[What you have to do] Each line that holds the word "face" counts once; give the total for the records below and nothing else.

[The records]

= = = = = = =

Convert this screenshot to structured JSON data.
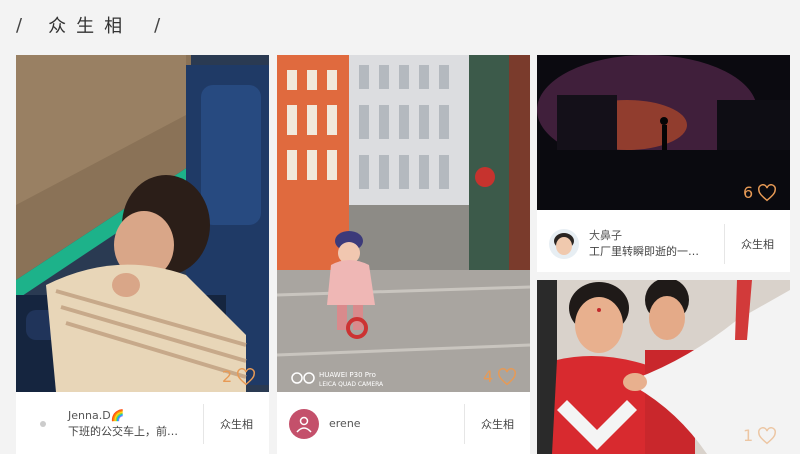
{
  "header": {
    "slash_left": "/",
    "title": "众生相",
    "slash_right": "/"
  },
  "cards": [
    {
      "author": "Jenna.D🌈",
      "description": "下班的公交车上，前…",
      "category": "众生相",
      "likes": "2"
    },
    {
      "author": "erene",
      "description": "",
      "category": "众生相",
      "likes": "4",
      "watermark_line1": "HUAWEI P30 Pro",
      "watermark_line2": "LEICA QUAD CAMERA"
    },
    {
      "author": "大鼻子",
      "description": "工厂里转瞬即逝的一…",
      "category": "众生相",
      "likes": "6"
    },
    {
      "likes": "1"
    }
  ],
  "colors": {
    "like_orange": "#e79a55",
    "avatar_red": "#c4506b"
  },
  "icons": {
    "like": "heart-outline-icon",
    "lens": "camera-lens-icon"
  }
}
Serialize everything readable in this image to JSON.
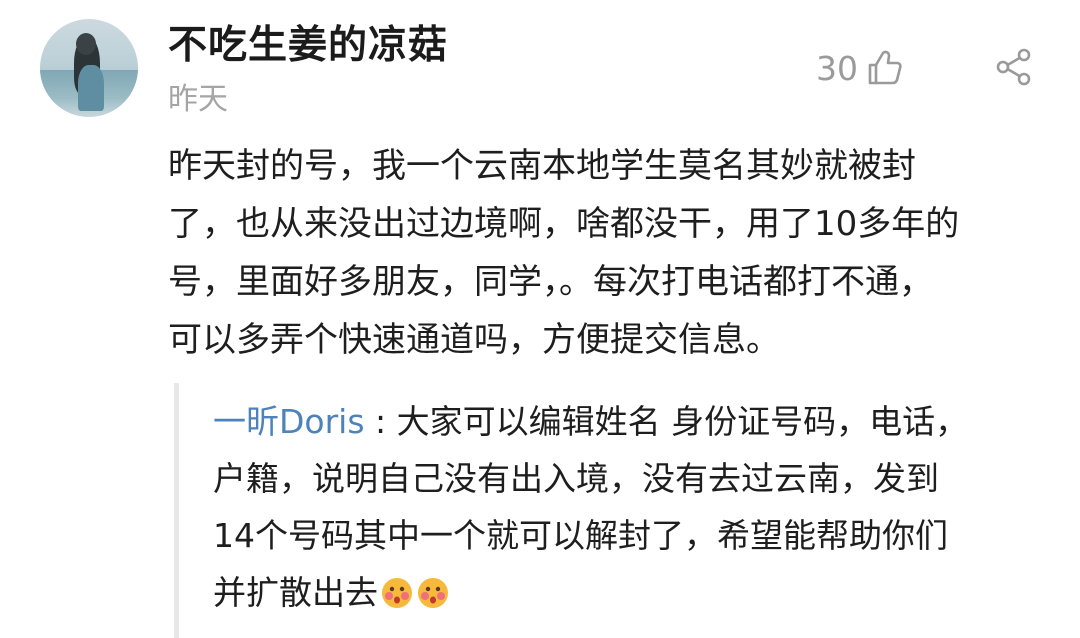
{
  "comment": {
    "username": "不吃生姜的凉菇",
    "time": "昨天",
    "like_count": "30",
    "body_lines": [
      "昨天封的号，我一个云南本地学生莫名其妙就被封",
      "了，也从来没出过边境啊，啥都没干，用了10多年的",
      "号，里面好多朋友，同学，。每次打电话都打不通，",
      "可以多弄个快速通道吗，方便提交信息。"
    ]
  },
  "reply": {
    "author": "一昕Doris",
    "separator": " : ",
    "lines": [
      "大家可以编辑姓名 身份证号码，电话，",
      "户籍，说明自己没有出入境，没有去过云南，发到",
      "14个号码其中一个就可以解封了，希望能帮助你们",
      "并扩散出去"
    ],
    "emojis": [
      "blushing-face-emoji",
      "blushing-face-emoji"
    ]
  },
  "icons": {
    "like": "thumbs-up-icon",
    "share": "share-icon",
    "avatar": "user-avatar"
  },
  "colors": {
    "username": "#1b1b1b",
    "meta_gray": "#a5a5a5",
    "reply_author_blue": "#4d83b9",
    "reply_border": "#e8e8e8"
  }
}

= = = = = = =

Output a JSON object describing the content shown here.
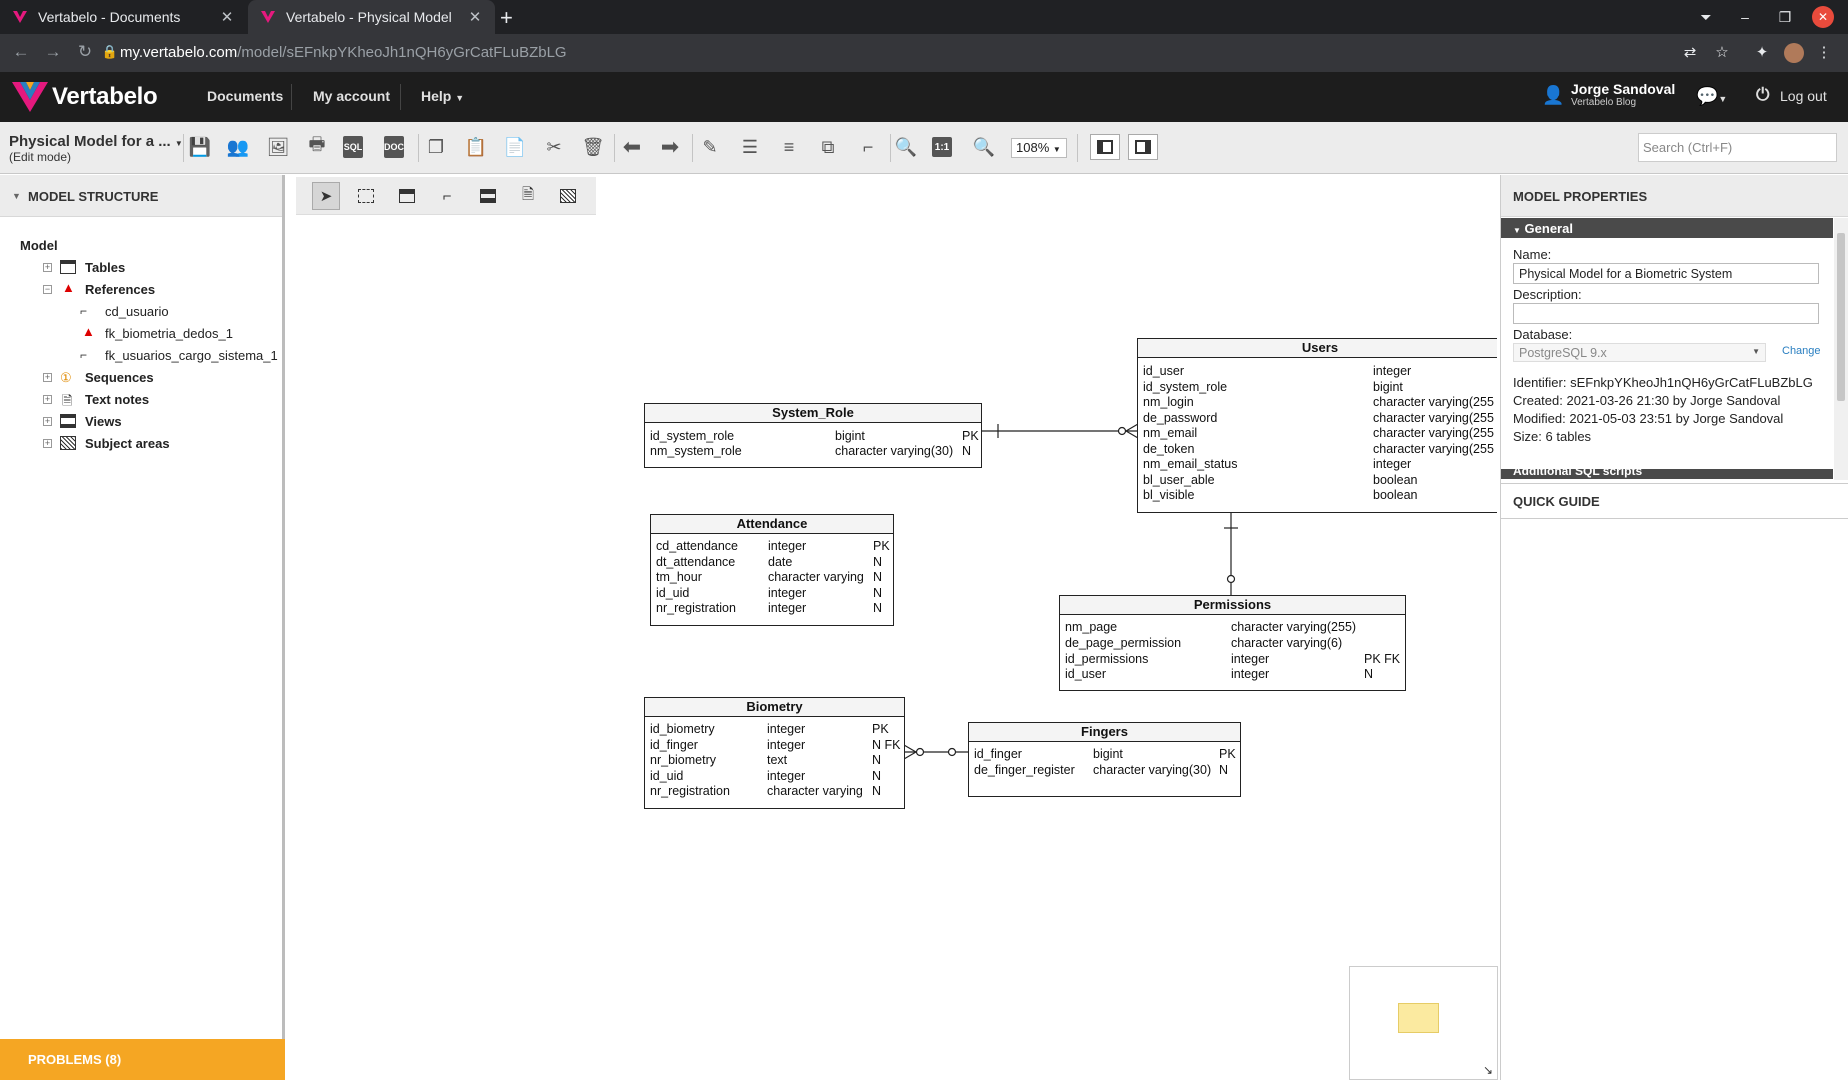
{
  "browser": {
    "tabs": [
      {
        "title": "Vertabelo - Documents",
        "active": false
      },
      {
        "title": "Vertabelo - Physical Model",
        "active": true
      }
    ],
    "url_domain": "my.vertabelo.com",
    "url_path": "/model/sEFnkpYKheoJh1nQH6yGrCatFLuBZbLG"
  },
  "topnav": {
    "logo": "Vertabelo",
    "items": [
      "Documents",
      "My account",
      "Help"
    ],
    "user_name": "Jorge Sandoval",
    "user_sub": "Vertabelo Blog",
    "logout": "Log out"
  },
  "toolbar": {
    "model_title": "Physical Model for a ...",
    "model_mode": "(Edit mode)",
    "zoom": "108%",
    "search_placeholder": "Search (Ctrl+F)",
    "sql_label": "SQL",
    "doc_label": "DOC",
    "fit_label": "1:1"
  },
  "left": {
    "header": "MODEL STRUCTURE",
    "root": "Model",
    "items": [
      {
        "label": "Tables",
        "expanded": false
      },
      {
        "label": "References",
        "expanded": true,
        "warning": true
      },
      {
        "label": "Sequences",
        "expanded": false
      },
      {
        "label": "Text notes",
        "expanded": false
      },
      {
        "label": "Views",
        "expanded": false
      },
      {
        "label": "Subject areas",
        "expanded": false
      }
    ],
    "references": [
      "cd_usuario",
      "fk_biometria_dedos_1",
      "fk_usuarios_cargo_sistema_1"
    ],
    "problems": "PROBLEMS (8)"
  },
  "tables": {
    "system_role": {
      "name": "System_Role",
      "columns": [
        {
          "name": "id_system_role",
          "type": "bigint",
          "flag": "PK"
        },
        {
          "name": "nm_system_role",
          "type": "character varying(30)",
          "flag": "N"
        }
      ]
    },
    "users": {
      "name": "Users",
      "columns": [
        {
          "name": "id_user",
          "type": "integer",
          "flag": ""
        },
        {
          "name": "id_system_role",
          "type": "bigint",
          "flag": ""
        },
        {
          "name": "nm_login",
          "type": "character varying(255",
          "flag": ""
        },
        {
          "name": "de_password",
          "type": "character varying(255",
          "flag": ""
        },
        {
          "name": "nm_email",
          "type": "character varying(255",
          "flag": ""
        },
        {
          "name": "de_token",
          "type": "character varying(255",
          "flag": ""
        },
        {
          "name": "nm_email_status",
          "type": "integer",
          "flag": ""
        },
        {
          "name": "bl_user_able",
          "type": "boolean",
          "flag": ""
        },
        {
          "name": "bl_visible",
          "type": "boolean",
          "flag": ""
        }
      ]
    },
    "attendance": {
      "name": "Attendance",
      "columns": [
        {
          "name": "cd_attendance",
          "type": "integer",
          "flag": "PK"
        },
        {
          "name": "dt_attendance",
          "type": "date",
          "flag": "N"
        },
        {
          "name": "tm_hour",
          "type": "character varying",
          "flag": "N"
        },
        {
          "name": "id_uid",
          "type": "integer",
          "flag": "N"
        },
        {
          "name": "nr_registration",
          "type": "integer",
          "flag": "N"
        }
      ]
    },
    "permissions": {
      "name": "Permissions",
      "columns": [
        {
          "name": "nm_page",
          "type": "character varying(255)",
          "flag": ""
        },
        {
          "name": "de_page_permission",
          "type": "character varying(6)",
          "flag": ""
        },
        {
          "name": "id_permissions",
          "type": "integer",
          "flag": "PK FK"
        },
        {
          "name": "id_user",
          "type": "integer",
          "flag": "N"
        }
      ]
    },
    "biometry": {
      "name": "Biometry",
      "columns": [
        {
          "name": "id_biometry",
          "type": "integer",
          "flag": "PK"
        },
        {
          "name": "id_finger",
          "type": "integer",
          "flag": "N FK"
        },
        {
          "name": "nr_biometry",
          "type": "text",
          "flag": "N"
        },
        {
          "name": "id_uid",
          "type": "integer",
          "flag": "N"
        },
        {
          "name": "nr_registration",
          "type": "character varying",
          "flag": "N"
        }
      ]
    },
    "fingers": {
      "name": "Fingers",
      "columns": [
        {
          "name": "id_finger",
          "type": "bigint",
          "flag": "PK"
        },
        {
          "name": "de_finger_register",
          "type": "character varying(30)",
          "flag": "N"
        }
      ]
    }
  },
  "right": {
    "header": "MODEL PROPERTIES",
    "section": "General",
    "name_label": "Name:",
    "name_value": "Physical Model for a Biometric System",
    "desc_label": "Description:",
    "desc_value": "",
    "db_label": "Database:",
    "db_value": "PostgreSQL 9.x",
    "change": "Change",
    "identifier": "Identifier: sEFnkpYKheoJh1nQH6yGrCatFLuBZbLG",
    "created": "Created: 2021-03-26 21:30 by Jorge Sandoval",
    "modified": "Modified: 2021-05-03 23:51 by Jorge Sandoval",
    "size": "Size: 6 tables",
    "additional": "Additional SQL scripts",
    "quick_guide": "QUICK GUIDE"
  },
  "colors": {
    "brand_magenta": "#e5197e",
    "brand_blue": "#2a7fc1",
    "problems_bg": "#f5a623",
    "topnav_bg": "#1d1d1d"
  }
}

= = = = = = =

[Solution] 2